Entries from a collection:
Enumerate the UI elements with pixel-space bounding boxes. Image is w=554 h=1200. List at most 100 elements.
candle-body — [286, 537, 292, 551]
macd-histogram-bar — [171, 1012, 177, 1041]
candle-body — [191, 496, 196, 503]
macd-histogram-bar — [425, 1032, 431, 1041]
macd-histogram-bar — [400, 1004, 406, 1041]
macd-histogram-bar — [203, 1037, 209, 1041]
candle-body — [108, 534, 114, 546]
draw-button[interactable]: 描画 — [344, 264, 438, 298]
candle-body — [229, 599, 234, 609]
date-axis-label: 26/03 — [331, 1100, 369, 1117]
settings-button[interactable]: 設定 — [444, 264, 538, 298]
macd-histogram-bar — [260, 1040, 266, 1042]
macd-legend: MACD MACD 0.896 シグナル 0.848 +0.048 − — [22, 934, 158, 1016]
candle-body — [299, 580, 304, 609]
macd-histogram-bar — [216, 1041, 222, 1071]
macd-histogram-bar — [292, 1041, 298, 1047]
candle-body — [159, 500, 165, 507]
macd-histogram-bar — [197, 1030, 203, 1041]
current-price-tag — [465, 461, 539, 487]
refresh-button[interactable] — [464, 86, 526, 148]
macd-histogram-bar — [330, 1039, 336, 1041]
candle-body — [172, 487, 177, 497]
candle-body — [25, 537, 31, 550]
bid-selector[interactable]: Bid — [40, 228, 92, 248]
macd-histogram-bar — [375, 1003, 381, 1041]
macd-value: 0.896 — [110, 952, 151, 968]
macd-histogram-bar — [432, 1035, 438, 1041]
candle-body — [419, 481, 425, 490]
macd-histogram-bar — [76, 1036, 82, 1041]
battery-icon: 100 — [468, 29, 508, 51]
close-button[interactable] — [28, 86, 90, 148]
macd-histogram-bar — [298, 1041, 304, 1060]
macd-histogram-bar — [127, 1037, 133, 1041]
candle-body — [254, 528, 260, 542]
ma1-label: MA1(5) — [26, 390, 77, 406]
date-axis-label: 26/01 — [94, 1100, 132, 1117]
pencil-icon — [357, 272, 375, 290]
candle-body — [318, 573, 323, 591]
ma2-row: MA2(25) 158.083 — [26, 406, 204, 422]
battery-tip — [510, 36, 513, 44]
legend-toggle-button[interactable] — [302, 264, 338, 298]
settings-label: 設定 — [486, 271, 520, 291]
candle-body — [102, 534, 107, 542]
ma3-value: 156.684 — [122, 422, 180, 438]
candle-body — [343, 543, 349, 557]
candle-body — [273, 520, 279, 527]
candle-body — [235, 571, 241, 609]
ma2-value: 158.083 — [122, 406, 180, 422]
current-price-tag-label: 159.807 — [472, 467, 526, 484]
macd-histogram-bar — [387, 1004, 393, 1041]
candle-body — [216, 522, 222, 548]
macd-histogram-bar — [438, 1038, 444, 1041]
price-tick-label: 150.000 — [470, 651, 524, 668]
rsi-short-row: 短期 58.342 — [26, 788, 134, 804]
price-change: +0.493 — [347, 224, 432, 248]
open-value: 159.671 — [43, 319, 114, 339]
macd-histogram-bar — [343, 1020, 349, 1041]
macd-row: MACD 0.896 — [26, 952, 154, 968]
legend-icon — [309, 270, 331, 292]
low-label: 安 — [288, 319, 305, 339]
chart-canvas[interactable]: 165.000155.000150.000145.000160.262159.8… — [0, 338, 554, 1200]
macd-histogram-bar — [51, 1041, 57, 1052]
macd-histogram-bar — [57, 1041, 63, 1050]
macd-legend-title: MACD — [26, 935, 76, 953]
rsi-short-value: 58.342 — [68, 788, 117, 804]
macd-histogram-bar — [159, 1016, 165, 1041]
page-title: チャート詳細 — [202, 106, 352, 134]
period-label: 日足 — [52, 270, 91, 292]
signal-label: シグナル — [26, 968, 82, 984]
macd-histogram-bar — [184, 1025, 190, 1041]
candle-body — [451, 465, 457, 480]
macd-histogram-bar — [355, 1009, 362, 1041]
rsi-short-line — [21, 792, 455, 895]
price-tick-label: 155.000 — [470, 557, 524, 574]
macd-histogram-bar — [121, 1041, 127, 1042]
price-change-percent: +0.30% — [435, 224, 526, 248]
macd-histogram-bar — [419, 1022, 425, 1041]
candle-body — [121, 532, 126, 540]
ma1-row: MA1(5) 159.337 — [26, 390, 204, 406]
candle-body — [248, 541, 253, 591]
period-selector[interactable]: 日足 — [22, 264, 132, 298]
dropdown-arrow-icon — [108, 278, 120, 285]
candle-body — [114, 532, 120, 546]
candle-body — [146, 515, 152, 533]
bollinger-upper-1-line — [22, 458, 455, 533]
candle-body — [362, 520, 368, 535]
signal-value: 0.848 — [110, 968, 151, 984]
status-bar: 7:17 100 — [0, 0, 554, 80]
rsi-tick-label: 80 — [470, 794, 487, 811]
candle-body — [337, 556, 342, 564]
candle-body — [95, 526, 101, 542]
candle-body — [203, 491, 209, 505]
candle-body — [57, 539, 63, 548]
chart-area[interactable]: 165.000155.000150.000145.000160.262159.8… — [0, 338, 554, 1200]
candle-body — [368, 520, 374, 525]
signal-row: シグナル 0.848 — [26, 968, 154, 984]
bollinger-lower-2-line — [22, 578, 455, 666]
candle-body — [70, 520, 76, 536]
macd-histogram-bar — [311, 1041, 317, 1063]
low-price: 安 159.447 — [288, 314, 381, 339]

• **Problem statement**
Convert every line of the entries above into a numbered list, leaving out any blank lines.

• **Answer in full**
1. Enumerate the UI elements with pixel-space bounding boxes. Image is w=554 h=1200. List at most 100 elements.
2. candle-body — [286, 537, 292, 551]
3. macd-histogram-bar — [171, 1012, 177, 1041]
4. candle-body — [191, 496, 196, 503]
5. macd-histogram-bar — [425, 1032, 431, 1041]
6. macd-histogram-bar — [400, 1004, 406, 1041]
7. macd-histogram-bar — [203, 1037, 209, 1041]
8. candle-body — [108, 534, 114, 546]
9. draw-button[interactable]: 描画 — [344, 264, 438, 298]
10. candle-body — [229, 599, 234, 609]
11. date-axis-label: 26/03 — [331, 1100, 369, 1117]
12. settings-button[interactable]: 設定 — [444, 264, 538, 298]
13. macd-histogram-bar — [260, 1040, 266, 1042]
14. macd-legend: MACD MACD 0.896 シグナル 0.848 +0.048 − — [22, 934, 158, 1016]
15. candle-body — [299, 580, 304, 609]
16. macd-histogram-bar — [216, 1041, 222, 1071]
17. macd-histogram-bar — [292, 1041, 298, 1047]
18. candle-body — [159, 500, 165, 507]
19. macd-histogram-bar — [197, 1030, 203, 1041]
20. current-price-tag — [465, 461, 539, 487]
21. refresh-button[interactable] — [464, 86, 526, 148]
22. macd-histogram-bar — [330, 1039, 336, 1041]
23. candle-body — [172, 487, 177, 497]
24. candle-body — [25, 537, 31, 550]
25. bid-selector[interactable]: Bid — [40, 228, 92, 248]
26. macd-histogram-bar — [375, 1003, 381, 1041]
27. macd-value: 0.896 — [110, 952, 151, 968]
28. macd-histogram-bar — [432, 1035, 438, 1041]
29. candle-body — [419, 481, 425, 490]
30. macd-histogram-bar — [76, 1036, 82, 1041]
31. battery-icon: 100 — [468, 29, 508, 51]
32. close-button[interactable] — [28, 86, 90, 148]
33. macd-histogram-bar — [298, 1041, 304, 1060]
34. macd-histogram-bar — [127, 1037, 133, 1041]
35. candle-body — [254, 528, 260, 542]
36. ma1-label: MA1(5) — [26, 390, 77, 406]
37. date-axis-label: 26/01 — [94, 1100, 132, 1117]
38. pencil-icon — [357, 272, 375, 290]
39. candle-body — [318, 573, 323, 591]
40. ma2-row: MA2(25) 158.083 — [26, 406, 204, 422]
41. battery-tip — [510, 36, 513, 44]
42. legend-toggle-button[interactable] — [302, 264, 338, 298]
43. settings-label: 設定 — [486, 271, 520, 291]
44. candle-body — [102, 534, 107, 542]
45. ma3-value: 156.684 — [122, 422, 180, 438]
46. candle-body — [343, 543, 349, 557]
47. candle-body — [273, 520, 279, 527]
48. candle-body — [235, 571, 241, 609]
49. ma2-value: 158.083 — [122, 406, 180, 422]
50. current-price-tag-label: 159.807 — [472, 467, 526, 484]
51. macd-histogram-bar — [387, 1004, 393, 1041]
52. candle-body — [216, 522, 222, 548]
53. macd-histogram-bar — [438, 1038, 444, 1041]
54. price-tick-label: 150.000 — [470, 651, 524, 668]
55. rsi-short-row: 短期 58.342 — [26, 788, 134, 804]
56. price-change: +0.493 — [347, 224, 432, 248]
57. open-value: 159.671 — [43, 319, 114, 339]
58. macd-histogram-bar — [343, 1020, 349, 1041]
59. macd-row: MACD 0.896 — [26, 952, 154, 968]
60. legend-icon — [309, 270, 331, 292]
61. low-label: 安 — [288, 319, 305, 339]
62. chart-canvas[interactable]: 165.000155.000150.000145.000160.262159.8… — [0, 338, 554, 1200]
63. macd-histogram-bar — [51, 1041, 57, 1052]
64. macd-histogram-bar — [57, 1041, 63, 1050]
65. macd-legend-title: MACD — [26, 935, 76, 953]
66. rsi-short-value: 58.342 — [68, 788, 117, 804]
67. macd-histogram-bar — [159, 1016, 165, 1041]
68. page-title: チャート詳細 — [202, 106, 352, 134]
69. period-label: 日足 — [52, 270, 91, 292]
70. signal-label: シグナル — [26, 968, 82, 984]
71. macd-histogram-bar — [184, 1025, 190, 1041]
72. candle-body — [451, 465, 457, 480]
73. macd-histogram-bar — [355, 1009, 362, 1041]
74. rsi-short-line — [21, 792, 455, 895]
75. price-tick-label: 155.000 — [470, 557, 524, 574]
76. macd-histogram-bar — [121, 1041, 127, 1042]
77. price-change-percent: +0.30% — [435, 224, 526, 248]
78. macd-histogram-bar — [419, 1022, 425, 1041]
79. candle-body — [121, 532, 126, 540]
80. ma1-row: MA1(5) 159.337 — [26, 390, 204, 406]
81. candle-body — [248, 541, 253, 591]
82. period-selector[interactable]: 日足 — [22, 264, 132, 298]
83. dropdown-arrow-icon — [108, 278, 120, 285]
84. candle-body — [114, 532, 120, 546]
85. candle-body — [146, 515, 152, 533]
86. bollinger-upper-1-line — [22, 458, 455, 533]
87. candle-body — [362, 520, 368, 535]
88. signal-value: 0.848 — [110, 968, 151, 984]
89. status-bar: 7:17 100 — [0, 0, 554, 80]
90. rsi-tick-label: 80 — [470, 794, 487, 811]
91. candle-body — [337, 556, 342, 564]
92. candle-body — [95, 526, 101, 542]
93. candle-body — [203, 491, 209, 505]
94. candle-body — [57, 539, 63, 548]
95. chart-area[interactable]: 165.000155.000150.000145.000160.262159.8… — [0, 338, 554, 1200]
96. candle-body — [368, 520, 374, 525]
97. signal-row: シグナル 0.848 — [26, 968, 154, 984]
98. bollinger-lower-2-line — [22, 578, 455, 666]
99. candle-body — [70, 520, 76, 536]
100. macd-histogram-bar — [311, 1041, 317, 1063]
101. low-price: 安 159.447 — [288, 314, 381, 339]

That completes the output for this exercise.